§ **Brief**: Give every entry again, word for word.

§ **Material shown**:
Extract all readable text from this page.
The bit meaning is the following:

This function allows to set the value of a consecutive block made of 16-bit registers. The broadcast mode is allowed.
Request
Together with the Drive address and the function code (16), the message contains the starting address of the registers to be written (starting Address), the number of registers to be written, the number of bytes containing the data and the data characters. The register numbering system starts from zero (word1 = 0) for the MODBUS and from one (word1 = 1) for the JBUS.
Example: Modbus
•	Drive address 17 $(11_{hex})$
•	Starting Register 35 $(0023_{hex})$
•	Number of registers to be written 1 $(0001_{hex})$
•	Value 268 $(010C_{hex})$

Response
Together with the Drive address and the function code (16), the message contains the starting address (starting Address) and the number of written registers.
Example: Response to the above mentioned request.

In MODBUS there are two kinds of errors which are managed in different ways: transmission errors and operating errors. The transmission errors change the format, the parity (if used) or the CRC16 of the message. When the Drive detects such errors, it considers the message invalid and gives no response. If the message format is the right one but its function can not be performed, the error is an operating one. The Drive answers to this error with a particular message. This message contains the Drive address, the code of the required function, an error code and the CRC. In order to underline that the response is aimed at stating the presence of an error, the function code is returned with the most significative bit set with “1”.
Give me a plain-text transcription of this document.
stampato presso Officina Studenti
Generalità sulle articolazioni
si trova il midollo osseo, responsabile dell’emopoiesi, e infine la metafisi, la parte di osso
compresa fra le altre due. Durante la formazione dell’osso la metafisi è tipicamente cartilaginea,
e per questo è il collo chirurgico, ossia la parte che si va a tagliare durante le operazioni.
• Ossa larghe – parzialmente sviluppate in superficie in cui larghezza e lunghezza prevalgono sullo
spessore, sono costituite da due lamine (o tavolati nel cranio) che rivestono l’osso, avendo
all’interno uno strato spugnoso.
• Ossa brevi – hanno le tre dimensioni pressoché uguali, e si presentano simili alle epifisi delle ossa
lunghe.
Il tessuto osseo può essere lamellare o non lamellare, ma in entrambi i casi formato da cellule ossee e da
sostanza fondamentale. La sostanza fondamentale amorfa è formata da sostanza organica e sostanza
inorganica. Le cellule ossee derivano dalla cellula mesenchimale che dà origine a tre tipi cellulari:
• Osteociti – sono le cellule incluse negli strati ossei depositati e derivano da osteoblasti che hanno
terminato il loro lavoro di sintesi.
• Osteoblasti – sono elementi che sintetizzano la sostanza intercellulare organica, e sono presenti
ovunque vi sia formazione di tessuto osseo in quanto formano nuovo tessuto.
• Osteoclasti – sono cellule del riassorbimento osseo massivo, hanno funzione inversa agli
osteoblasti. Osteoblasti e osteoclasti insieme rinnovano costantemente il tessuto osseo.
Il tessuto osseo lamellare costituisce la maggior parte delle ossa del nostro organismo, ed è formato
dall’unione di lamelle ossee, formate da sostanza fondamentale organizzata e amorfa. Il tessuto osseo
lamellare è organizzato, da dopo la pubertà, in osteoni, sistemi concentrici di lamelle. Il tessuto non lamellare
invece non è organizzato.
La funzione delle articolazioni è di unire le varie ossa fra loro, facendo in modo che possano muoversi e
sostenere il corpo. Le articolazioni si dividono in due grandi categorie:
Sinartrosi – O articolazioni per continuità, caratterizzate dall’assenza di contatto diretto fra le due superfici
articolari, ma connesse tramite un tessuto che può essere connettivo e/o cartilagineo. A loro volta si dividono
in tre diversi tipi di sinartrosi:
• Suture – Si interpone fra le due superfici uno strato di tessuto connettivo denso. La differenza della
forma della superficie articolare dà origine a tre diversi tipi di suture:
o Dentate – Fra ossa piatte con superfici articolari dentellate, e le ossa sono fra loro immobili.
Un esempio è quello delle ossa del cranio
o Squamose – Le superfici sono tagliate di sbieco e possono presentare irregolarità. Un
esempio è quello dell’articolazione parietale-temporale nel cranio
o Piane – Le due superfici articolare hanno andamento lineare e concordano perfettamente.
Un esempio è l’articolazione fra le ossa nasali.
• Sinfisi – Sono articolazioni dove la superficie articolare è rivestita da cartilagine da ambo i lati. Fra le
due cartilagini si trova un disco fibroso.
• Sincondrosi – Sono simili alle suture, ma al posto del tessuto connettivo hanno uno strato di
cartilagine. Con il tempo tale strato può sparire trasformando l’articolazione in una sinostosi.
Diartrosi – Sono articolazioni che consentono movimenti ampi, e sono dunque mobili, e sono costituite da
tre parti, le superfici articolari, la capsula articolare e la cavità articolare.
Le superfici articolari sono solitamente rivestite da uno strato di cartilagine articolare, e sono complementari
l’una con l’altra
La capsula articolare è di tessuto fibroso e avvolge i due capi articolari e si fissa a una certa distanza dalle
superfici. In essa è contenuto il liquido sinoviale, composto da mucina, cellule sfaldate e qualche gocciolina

§ **Exercise result**:
Extract all readable text from this page.
The bit meaning is the following:

This function allows to set the value of a consecutive block made of 16-bit registers. The broadcast mode is allowed.
Request
Together with the Drive address and the function code (16), the message contains the starting address of the registers to be written (starting Address), the number of registers to be written, the number of bytes containing the data and the data characters. The register numbering system starts from zero (word1 = 0) for the MODBUS and from one (word1 = 1) for the JBUS.
Example: Modbus
•	Drive address 17 $(11_{hex})$
•	Starting Register 35 $(0023_{hex})$
•	Number of registers to be written 1 $(0001_{hex})$
•	Value 268 $(010C_{hex})$

Response
Together with the Drive address and the function code (16), the message contains the starting address (starting Address) and the number of written registers.
Example: Response to the above mentioned request.

In MODBUS there are two kinds of errors which are managed in different ways: transmission errors and operating errors. The transmission errors change the format, the parity (if used) or the CRC16 of the message. When the Drive detects such errors, it considers the message invalid and gives no response. If the message format is the right one but its function can not be performed, the error is an operating one. The Drive answers to this error with a particular message. This message contains the Drive address, the code of the required function, an error code and the CRC. In order to underline that the response is aimed at stating the presence of an error, the function code is returned with the most significative bit set with “1”.
Give me a plain-text transcription of this document.
stampato presso Officina Studenti
Generalità sulle articolazioni
si trova il midollo osseo, responsabile dell’emopoiesi, e infine la metafisi, la parte di osso
compresa fra le altre due. Durante la formazione dell’osso la metafisi è tipicamente cartilaginea,
e per questo è il collo chirurgico, ossia la parte che si va a tagliare durante le operazioni.
• Ossa larghe – parzialmente sviluppate in superficie in cui larghezza e lunghezza prevalgono sullo
spessore, sono costituite da due lamine (o tavolati nel cranio) che rivestono l’osso, avendo
all’interno uno strato spugnoso.
• Ossa brevi – hanno le tre dimensioni pressoché uguali, e si presentano simili alle epifisi delle ossa
lunghe.
Il tessuto osseo può essere lamellare o non lamellare, ma in entrambi i casi formato da cellule ossee e da
sostanza fondamentale. La sostanza fondamentale amorfa è formata da sostanza organica e sostanza
inorganica. Le cellule ossee derivano dalla cellula mesenchimale che dà origine a tre tipi cellulari:
• Osteociti – sono le cellule incluse negli strati ossei depositati e derivano da osteoblasti che hanno
terminato il loro lavoro di sintesi.
• Osteoblasti – sono elementi che sintetizzano la sostanza intercellulare organica, e sono presenti
ovunque vi sia formazione di tessuto osseo in quanto formano nuovo tessuto.
• Osteoclasti – sono cellule del riassorbimento osseo massivo, hanno funzione inversa agli
osteoblasti. Osteoblasti e osteoclasti insieme rinnovano costantemente il tessuto osseo.
Il tessuto osseo lamellare costituisce la maggior parte delle ossa del nostro organismo, ed è formato
dall’unione di lamelle ossee, formate da sostanza fondamentale organizzata e amorfa. Il tessuto osseo
lamellare è organizzato, da dopo la pubertà, in osteoni, sistemi concentrici di lamelle. Il tessuto non lamellare
invece non è organizzato.
La funzione delle articolazioni è di unire le varie ossa fra loro, facendo in modo che possano muoversi e
sostenere il corpo. Le articolazioni si dividono in due grandi categorie:
Sinartrosi – O articolazioni per continuità, caratterizzate dall’assenza di contatto diretto fra le due superfici
articolari, ma connesse tramite un tessuto che può essere connettivo e/o cartilagineo. A loro volta si dividono
in tre diversi tipi di sinartrosi:
• Suture – Si interpone fra le due superfici uno strato di tessuto connettivo denso. La differenza della
forma della superficie articolare dà origine a tre diversi tipi di suture:
o Dentate – Fra ossa piatte con superfici articolari dentellate, e le ossa sono fra loro immobili.
Un esempio è quello delle ossa del cranio
o Squamose – Le superfici sono tagliate di sbieco e possono presentare irregolarità. Un
esempio è quello dell’articolazione parietale-temporale nel cranio
o Piane – Le due superfici articolare hanno andamento lineare e concordano perfettamente.
Un esempio è l’articolazione fra le ossa nasali.
• Sinfisi – Sono articolazioni dove la superficie articolare è rivestita da cartilagine da ambo i lati. Fra le
due cartilagini si trova un disco fibroso.
• Sincondrosi – Sono simili alle suture, ma al posto del tessuto connettivo hanno uno strato di
cartilagine. Con il tempo tale strato può sparire trasformando l’articolazione in una sinostosi.
Diartrosi – Sono articolazioni che consentono movimenti ampi, e sono dunque mobili, e sono costituite da
tre parti, le superfici articolari, la capsula articolare e la cavità articolare.
Le superfici articolari sono solitamente rivestite da uno strato di cartilagine articolare, e sono complementari
l’una con l’altra
La capsula articolare è di tessuto fibroso e avvolge i due capi articolari e si fissa a una certa distanza dalle
superfici. In essa è contenuto il liquido sinoviale, composto da mucina, cellule sfaldate e qualche gocciolina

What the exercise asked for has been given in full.